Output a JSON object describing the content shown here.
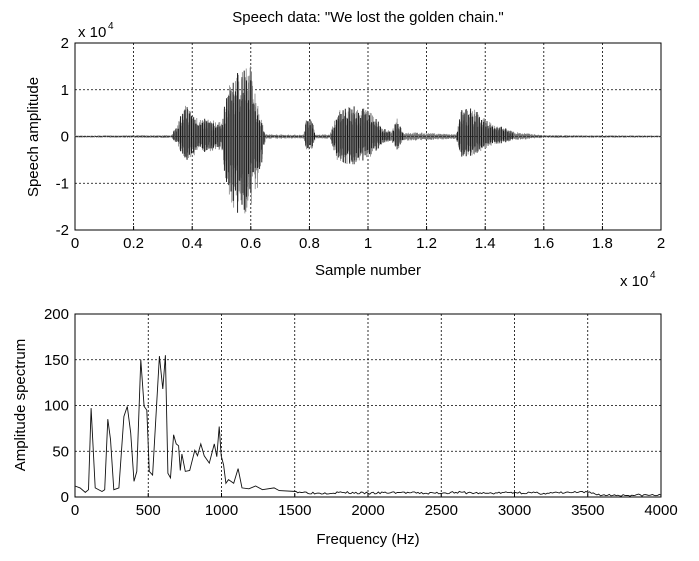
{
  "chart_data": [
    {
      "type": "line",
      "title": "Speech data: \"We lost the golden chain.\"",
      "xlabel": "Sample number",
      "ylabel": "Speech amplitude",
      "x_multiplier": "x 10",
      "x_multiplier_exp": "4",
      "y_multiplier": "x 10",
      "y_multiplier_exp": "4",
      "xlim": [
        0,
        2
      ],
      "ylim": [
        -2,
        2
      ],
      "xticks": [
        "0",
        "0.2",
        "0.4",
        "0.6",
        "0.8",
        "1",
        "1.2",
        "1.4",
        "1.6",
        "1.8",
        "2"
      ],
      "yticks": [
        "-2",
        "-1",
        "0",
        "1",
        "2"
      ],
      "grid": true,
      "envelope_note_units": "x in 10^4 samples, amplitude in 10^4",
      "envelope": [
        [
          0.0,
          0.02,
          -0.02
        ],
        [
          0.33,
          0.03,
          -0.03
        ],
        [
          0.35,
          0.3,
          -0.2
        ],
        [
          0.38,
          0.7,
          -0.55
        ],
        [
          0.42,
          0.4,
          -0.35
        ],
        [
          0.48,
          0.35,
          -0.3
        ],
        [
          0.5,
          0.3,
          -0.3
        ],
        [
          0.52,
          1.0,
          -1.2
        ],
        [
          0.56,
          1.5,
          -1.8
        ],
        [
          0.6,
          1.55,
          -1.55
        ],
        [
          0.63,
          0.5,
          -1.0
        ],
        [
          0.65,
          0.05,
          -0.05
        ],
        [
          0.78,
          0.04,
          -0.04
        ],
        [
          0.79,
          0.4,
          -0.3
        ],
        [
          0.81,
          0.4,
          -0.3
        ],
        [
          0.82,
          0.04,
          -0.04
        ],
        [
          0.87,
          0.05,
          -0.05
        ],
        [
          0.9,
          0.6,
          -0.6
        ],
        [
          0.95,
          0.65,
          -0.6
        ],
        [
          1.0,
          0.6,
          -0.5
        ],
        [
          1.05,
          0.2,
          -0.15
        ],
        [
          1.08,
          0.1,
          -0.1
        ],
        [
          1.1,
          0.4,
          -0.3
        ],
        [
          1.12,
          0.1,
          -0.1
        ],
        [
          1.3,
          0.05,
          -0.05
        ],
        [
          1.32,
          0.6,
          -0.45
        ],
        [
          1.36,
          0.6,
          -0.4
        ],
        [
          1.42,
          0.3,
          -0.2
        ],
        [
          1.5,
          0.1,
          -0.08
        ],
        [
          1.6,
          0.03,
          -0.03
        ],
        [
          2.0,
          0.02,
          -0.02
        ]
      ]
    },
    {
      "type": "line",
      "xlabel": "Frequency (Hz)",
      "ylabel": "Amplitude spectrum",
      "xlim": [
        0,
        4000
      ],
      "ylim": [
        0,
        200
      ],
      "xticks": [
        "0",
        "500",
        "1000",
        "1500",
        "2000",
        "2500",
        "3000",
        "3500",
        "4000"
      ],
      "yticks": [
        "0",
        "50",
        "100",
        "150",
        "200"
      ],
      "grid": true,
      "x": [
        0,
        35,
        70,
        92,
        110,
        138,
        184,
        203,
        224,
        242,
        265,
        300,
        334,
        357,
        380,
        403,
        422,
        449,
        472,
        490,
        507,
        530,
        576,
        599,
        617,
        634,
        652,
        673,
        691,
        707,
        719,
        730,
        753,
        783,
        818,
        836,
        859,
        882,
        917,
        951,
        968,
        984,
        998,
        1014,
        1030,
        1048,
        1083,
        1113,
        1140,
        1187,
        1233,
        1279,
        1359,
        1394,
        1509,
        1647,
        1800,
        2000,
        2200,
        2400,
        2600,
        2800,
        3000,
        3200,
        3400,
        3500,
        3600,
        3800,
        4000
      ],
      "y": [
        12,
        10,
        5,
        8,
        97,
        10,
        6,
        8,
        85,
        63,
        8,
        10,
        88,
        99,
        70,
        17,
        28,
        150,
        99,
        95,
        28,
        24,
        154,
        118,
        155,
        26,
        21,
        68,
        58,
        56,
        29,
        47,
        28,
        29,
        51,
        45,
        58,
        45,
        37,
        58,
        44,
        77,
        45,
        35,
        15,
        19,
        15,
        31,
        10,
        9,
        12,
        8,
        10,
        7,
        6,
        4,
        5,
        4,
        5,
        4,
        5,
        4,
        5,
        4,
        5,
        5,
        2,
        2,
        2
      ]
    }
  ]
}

---

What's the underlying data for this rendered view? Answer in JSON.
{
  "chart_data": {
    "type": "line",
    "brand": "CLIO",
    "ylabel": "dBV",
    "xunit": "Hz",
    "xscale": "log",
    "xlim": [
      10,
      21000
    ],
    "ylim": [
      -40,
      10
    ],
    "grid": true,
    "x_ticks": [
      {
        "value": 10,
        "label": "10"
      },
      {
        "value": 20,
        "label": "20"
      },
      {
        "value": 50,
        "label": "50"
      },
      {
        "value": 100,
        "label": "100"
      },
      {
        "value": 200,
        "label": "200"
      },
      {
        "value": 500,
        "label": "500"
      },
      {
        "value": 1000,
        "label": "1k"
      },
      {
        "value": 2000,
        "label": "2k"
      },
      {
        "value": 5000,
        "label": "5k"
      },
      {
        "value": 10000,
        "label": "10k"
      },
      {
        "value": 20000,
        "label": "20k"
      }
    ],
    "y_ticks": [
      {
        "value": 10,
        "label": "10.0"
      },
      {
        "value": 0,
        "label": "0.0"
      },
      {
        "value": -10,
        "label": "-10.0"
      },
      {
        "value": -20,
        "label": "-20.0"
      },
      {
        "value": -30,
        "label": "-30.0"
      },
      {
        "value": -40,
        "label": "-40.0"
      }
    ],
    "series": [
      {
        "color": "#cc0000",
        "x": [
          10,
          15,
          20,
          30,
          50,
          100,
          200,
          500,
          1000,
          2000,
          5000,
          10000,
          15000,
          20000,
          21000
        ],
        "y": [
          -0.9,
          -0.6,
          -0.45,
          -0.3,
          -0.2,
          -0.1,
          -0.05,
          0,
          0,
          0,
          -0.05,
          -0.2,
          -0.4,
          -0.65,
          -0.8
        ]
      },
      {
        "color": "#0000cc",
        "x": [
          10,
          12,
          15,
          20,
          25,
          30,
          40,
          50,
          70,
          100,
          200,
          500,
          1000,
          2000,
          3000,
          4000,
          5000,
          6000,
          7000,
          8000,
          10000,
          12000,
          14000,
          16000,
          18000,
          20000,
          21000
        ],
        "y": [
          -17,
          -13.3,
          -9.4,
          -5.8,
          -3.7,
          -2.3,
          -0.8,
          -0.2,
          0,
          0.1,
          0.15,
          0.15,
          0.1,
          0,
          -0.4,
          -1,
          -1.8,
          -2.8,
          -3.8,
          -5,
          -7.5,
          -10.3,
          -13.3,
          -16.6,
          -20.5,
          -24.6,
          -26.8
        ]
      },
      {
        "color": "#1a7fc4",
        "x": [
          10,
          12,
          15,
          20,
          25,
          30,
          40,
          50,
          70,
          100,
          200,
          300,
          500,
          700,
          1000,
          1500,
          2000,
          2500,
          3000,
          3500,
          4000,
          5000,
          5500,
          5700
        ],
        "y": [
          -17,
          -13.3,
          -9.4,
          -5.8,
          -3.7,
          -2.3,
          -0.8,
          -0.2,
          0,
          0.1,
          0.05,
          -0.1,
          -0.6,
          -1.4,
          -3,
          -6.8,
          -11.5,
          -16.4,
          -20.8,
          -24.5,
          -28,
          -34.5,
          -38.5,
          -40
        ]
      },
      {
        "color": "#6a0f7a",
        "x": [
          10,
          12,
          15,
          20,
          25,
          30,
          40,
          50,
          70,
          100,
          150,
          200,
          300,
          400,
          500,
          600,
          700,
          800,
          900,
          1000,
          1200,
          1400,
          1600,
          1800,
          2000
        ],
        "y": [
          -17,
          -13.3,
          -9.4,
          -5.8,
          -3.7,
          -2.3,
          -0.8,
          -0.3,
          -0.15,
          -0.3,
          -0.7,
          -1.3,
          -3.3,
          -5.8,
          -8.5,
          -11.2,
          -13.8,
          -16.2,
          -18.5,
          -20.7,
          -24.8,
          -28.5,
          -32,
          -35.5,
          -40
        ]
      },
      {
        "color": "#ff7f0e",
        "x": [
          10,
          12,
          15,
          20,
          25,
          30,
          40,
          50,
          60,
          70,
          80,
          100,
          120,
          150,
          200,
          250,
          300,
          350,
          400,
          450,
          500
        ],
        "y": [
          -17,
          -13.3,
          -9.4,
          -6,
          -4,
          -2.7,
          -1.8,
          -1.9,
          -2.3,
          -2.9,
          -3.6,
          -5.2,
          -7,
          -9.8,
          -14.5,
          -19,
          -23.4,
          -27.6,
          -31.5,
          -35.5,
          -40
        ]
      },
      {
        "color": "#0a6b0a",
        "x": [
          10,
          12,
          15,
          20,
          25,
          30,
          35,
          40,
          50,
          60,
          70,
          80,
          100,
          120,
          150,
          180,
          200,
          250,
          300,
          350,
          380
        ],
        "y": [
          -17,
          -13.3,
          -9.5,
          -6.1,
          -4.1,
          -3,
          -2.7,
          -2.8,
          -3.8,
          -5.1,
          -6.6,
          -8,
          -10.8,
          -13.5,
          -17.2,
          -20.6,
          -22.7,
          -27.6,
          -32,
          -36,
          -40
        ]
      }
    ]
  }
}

- **What is required**:
Lines containing the word "Speech" are to be tallied; report only the total.

- **Exercise solution**:
2